**Given request:**
Collect each line holding the string "JSON".

**Data to use:**
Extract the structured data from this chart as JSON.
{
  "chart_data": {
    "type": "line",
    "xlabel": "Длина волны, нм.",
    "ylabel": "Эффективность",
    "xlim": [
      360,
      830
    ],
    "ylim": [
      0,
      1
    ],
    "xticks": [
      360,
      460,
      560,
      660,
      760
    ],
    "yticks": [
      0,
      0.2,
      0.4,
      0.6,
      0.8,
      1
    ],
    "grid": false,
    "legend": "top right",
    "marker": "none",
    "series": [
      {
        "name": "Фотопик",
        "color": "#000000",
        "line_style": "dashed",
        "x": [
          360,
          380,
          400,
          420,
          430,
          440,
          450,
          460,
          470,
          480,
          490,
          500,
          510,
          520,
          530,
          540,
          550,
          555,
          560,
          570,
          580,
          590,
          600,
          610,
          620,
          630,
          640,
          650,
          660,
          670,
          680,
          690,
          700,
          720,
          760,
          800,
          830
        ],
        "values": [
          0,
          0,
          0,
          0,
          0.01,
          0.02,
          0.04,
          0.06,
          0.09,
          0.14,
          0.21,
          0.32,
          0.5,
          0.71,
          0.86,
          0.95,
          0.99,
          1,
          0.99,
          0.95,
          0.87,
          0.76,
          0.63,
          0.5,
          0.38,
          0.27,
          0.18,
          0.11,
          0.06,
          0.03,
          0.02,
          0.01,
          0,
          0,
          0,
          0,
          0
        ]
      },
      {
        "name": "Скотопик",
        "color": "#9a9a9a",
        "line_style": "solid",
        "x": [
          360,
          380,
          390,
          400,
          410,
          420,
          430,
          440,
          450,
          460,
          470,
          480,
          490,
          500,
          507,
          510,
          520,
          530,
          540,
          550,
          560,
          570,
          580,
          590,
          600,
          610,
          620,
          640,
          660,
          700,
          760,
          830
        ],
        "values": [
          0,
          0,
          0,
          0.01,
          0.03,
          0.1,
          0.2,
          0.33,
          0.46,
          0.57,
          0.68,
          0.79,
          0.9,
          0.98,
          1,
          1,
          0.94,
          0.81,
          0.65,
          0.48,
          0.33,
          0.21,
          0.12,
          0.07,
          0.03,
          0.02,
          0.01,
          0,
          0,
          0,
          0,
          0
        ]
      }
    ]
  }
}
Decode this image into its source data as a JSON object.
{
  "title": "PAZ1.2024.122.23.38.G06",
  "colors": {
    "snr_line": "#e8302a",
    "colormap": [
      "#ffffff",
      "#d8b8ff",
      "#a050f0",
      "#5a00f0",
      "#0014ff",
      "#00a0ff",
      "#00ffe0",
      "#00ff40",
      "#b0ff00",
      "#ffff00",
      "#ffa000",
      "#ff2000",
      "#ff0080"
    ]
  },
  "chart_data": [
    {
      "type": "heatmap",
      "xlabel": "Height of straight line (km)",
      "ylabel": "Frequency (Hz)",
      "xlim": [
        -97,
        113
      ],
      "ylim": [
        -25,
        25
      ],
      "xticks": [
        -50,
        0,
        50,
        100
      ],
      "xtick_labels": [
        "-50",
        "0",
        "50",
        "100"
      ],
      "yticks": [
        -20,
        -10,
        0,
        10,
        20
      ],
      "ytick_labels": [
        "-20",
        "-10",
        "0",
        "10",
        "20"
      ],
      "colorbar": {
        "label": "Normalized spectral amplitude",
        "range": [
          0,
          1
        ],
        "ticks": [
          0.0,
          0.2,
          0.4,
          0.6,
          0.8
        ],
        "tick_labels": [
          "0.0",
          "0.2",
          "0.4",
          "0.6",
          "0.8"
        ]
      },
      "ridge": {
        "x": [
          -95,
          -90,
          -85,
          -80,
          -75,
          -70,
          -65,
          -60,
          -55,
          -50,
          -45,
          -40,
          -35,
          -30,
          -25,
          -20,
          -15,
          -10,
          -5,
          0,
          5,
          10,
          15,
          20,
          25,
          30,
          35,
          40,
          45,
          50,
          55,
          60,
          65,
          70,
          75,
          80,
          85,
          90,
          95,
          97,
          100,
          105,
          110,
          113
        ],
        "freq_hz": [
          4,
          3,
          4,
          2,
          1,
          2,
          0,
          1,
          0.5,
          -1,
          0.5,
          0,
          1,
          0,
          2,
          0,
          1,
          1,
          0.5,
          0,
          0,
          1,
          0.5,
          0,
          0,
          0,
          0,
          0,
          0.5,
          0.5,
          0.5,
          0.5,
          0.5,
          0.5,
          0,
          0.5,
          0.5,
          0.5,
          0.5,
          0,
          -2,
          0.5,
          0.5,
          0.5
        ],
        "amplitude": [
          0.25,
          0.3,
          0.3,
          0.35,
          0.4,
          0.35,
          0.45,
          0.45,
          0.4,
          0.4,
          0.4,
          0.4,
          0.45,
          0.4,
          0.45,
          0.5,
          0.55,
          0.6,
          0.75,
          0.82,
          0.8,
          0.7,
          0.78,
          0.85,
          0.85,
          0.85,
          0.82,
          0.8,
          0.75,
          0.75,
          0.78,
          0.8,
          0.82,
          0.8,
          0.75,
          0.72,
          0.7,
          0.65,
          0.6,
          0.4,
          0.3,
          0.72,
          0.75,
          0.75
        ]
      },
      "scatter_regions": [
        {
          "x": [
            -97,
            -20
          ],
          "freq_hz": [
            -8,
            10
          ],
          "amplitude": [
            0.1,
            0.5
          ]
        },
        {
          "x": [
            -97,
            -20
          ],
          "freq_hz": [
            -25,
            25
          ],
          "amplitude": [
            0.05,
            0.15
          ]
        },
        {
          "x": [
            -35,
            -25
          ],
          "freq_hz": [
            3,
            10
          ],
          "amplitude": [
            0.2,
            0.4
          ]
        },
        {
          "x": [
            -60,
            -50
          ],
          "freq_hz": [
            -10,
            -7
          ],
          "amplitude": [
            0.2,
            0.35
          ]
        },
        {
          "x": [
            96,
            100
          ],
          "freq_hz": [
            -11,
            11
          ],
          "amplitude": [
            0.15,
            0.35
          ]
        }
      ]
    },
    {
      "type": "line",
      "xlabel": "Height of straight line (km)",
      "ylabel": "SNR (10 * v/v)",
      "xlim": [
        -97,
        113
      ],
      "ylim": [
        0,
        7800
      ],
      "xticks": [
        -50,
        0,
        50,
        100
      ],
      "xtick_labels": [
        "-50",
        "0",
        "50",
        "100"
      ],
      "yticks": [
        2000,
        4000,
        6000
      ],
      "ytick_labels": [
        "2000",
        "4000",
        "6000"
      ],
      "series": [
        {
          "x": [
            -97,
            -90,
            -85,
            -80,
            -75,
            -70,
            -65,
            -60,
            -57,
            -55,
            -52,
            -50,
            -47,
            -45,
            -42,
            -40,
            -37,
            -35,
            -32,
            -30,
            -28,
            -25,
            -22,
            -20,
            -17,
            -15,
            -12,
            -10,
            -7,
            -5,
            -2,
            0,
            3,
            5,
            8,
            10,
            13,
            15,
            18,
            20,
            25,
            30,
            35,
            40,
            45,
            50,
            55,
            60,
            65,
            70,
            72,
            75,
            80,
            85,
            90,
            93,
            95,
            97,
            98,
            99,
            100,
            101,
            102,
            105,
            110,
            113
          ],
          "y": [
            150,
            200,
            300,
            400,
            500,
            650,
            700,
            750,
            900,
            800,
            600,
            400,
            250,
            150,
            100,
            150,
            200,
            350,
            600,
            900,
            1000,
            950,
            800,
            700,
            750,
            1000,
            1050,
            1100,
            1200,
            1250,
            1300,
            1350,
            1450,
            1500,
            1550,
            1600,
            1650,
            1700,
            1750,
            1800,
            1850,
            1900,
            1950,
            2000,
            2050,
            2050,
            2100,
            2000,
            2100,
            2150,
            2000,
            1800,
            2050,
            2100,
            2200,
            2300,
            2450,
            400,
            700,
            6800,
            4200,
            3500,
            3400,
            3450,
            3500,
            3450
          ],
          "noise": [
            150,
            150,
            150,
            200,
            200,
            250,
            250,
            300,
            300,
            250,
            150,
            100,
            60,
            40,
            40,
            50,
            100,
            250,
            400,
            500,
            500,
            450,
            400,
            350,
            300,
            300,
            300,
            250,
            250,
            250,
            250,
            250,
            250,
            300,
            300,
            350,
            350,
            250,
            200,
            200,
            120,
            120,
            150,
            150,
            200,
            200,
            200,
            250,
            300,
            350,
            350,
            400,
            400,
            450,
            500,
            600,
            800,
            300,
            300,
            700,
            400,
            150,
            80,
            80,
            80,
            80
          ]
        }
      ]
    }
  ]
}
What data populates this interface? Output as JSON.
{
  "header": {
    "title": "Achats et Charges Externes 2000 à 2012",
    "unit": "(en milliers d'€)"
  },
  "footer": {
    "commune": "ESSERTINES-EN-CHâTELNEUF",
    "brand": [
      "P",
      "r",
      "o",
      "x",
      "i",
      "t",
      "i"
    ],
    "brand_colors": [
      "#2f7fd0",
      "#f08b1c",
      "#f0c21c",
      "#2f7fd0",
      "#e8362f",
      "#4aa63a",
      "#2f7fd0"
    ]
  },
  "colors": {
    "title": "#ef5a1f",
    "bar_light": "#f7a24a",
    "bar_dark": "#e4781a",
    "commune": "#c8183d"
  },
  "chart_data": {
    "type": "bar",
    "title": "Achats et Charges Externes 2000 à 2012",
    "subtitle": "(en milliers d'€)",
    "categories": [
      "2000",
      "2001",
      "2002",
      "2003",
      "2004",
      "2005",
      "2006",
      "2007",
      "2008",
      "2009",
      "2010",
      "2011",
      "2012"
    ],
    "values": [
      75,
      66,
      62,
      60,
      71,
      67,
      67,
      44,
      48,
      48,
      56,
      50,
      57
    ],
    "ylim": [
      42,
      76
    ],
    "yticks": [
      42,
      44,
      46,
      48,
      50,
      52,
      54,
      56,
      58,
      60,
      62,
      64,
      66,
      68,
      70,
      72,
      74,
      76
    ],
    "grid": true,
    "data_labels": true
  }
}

**Result below:**
Extract the structured data from this chart as JSON.
Decode this image into its source data as a JSON object.
What data populates this interface? Output as JSON.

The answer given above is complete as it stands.